> **TO DO**:
For each line below that contains the string "čerpadlem", copy that line.

[Stored records]
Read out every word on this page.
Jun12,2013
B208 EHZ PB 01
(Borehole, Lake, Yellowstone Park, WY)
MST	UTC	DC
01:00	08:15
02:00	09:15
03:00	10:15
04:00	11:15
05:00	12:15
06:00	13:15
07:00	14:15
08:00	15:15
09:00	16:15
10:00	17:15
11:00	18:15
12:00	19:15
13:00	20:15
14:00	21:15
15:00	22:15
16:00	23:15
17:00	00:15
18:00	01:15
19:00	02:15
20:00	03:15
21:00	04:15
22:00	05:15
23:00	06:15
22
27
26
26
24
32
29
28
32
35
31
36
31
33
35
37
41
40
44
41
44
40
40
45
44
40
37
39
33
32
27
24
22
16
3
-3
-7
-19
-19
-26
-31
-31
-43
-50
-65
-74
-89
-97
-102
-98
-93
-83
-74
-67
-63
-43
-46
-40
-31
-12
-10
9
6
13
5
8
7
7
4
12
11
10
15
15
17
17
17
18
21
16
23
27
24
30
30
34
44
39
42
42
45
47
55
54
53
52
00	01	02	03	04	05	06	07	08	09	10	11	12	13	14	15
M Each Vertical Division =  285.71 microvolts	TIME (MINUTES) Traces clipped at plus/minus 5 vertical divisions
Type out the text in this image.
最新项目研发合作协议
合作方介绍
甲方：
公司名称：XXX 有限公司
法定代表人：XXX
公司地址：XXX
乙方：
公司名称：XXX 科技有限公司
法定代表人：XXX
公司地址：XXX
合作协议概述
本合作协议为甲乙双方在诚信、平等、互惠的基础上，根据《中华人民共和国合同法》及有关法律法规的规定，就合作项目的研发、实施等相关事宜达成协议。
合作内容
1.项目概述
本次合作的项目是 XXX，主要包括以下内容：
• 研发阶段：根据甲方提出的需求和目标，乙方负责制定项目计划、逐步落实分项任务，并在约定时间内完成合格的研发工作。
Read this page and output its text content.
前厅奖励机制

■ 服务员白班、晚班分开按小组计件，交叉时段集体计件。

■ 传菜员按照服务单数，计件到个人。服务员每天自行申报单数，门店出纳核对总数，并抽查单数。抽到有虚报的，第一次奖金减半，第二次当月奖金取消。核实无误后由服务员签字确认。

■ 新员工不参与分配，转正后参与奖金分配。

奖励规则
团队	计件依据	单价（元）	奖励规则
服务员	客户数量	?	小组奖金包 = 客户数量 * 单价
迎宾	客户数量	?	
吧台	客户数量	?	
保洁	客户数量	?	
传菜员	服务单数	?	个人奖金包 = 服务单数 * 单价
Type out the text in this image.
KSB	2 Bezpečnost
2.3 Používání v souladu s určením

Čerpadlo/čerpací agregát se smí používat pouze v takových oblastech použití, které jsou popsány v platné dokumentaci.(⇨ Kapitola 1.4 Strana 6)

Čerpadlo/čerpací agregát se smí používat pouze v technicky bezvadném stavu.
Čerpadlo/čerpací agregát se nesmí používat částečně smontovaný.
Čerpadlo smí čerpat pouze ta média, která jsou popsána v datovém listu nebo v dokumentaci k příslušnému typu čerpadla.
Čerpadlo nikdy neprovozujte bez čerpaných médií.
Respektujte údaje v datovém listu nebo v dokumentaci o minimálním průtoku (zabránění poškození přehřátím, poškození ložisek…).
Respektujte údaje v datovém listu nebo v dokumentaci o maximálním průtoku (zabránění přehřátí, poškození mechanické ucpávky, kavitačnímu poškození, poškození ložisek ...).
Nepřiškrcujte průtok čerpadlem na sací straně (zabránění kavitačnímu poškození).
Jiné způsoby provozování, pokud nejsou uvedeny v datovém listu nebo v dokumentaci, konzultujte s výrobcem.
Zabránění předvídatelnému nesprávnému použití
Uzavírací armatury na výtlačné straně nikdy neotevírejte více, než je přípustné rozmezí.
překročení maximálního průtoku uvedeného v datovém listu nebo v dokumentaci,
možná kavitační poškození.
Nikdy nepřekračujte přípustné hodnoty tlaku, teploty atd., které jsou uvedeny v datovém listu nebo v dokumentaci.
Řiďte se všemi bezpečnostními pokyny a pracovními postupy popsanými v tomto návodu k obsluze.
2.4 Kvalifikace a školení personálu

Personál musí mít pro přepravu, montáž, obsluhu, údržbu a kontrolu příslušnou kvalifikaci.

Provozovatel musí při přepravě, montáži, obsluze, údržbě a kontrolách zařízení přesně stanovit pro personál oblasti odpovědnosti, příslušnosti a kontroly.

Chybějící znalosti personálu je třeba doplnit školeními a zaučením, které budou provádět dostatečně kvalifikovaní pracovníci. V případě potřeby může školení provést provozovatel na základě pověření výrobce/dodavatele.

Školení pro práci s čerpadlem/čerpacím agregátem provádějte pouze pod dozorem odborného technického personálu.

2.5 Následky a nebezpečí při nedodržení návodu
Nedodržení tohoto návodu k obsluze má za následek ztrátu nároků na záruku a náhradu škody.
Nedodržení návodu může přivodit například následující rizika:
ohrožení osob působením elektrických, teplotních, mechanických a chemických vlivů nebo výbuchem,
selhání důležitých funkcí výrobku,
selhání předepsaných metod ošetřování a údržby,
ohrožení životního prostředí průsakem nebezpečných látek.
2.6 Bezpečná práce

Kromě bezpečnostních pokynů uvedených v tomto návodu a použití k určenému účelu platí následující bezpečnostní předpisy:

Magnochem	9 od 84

> **ANSWER TO THE TASK**:
Nepřiškrcujte průtok čerpadlem na sací straně (zabránění kavitačnímu poškození).
Školení pro práci s čerpadlem/čerpacím agregátem provádějte pouze pod dozorem odborného technického personálu.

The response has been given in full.